→ **EXERCISE REQUIREMENTS**
Scan the data below for the string "Create". Copy every line where it appears.
--- RECORD SET ---
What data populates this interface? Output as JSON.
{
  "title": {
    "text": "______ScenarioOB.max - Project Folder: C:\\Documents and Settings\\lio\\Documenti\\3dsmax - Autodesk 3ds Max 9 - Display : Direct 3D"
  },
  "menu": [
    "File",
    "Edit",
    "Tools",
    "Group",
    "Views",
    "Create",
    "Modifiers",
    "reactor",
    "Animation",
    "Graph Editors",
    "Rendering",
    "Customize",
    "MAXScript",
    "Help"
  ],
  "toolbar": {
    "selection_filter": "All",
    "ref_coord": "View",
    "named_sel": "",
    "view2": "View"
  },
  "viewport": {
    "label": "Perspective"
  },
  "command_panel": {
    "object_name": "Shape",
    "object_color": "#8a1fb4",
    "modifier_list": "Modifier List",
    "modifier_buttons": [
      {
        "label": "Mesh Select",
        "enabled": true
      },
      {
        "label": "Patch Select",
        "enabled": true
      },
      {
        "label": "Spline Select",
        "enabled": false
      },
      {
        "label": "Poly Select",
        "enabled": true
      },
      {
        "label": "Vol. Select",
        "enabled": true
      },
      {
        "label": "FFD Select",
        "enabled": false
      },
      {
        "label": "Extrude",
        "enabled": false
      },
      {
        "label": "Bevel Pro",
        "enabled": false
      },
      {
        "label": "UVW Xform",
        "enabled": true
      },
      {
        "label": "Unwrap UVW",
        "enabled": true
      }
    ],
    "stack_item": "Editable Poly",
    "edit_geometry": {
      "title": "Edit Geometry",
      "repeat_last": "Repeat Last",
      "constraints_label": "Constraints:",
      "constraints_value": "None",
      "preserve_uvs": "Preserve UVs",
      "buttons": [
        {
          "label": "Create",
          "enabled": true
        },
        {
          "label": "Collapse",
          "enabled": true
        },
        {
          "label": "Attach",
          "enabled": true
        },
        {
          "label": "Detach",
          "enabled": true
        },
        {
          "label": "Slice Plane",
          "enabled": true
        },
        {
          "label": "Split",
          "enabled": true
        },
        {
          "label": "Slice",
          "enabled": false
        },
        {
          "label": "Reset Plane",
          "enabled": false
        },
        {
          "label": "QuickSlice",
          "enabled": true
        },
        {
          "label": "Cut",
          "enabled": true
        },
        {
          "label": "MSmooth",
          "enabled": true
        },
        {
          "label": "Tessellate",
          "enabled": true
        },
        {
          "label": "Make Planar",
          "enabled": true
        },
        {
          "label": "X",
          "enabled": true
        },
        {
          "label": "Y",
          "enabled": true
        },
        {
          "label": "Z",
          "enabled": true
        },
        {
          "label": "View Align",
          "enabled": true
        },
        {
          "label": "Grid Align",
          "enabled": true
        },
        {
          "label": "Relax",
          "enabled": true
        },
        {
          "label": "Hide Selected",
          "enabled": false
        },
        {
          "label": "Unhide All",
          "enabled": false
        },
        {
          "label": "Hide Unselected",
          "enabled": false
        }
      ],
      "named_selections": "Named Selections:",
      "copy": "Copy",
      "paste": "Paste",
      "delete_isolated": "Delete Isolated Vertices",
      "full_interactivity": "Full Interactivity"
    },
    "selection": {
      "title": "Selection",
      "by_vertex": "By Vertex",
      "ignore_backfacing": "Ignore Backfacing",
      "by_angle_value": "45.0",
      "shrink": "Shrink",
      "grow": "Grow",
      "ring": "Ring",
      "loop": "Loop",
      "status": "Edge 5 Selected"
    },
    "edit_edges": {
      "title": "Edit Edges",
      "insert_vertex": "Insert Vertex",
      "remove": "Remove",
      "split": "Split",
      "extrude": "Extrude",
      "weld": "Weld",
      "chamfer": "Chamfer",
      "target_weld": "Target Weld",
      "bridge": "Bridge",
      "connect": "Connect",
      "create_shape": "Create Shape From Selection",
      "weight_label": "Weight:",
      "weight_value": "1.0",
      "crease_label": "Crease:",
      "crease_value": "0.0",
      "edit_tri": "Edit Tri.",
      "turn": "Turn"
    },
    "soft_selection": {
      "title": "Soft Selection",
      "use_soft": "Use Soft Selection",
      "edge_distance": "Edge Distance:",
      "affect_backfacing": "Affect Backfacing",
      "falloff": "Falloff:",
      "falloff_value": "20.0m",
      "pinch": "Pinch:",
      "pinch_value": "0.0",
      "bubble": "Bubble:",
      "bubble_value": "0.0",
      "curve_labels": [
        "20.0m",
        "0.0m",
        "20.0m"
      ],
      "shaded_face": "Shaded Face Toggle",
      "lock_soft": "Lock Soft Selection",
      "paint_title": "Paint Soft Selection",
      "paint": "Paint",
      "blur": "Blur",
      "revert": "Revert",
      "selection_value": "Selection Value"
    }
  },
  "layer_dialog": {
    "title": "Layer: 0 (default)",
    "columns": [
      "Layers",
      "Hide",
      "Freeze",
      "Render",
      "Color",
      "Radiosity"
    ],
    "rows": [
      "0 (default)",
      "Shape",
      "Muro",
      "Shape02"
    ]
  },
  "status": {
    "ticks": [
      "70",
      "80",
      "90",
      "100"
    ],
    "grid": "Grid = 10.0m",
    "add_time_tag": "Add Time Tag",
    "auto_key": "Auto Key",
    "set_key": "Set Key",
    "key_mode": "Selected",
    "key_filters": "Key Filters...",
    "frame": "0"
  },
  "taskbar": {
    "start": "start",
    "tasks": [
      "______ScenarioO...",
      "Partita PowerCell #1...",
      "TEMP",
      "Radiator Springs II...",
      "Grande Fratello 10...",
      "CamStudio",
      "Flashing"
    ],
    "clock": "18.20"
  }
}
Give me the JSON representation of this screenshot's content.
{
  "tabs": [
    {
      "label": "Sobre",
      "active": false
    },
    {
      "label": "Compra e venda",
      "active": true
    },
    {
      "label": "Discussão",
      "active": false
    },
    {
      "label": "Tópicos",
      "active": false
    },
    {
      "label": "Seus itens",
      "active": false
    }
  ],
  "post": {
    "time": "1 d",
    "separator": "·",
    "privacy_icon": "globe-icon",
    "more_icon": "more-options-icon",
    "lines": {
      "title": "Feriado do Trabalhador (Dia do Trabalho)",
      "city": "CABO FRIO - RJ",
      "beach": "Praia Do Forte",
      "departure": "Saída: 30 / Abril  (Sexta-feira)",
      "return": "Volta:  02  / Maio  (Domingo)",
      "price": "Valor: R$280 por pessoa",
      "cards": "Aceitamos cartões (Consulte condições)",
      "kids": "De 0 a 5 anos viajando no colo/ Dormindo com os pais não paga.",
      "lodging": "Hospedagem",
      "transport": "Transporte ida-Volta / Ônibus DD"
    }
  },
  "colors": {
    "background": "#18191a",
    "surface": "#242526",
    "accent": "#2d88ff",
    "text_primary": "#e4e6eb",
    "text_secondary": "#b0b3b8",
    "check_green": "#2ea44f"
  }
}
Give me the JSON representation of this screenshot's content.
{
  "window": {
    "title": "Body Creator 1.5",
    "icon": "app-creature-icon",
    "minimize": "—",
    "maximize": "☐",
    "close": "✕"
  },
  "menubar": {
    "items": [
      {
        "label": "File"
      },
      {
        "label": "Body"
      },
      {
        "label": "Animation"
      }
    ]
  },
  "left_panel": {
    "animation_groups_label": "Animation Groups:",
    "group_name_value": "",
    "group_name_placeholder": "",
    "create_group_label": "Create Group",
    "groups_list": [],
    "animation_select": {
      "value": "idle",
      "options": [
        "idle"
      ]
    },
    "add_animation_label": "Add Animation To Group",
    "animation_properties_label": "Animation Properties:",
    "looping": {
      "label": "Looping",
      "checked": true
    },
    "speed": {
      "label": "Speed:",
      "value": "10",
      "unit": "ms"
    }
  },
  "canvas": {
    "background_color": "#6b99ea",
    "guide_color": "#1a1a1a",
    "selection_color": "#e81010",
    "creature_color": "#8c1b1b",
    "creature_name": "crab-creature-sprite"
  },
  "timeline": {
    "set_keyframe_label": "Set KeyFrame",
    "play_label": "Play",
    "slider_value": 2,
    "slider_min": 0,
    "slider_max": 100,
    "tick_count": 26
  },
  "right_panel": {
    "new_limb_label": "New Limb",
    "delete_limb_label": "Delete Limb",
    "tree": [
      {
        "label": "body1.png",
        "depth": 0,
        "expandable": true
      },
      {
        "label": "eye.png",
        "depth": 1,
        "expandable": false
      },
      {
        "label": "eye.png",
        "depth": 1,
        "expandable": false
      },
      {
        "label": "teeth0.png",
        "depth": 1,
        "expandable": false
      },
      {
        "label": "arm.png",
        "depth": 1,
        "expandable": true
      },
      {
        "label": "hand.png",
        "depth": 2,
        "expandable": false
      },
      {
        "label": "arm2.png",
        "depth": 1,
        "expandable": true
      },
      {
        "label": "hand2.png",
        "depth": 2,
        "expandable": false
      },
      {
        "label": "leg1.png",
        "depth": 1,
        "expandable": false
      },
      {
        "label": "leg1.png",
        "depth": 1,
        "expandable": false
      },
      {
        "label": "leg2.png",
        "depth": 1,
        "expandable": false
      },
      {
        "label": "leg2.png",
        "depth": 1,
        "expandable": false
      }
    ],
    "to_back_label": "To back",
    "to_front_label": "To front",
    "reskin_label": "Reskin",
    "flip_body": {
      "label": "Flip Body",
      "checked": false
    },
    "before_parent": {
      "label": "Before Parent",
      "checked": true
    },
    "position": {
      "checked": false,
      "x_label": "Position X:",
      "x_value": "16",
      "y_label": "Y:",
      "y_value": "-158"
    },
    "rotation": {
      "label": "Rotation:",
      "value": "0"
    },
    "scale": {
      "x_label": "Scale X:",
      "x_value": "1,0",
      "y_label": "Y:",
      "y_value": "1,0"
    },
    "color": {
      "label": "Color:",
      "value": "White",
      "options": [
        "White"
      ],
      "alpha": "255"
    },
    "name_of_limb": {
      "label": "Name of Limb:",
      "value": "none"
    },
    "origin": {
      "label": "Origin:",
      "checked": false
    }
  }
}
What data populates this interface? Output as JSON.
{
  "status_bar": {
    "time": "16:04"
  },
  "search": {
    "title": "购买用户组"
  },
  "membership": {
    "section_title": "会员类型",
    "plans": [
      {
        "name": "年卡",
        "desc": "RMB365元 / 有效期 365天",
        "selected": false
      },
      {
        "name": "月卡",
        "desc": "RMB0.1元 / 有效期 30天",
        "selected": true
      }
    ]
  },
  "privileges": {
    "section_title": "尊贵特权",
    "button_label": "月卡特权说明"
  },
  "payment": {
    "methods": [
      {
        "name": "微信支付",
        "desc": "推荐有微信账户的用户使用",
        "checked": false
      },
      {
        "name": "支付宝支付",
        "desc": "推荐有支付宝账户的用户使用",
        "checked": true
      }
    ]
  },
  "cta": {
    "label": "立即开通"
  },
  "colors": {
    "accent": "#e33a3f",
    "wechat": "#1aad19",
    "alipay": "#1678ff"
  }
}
---
→ **FINAL ANSWER**
    "Create",
          "label": "Create",
      "create_shape": "Create Shape From Selection",
    "create_group_label": "Create Group",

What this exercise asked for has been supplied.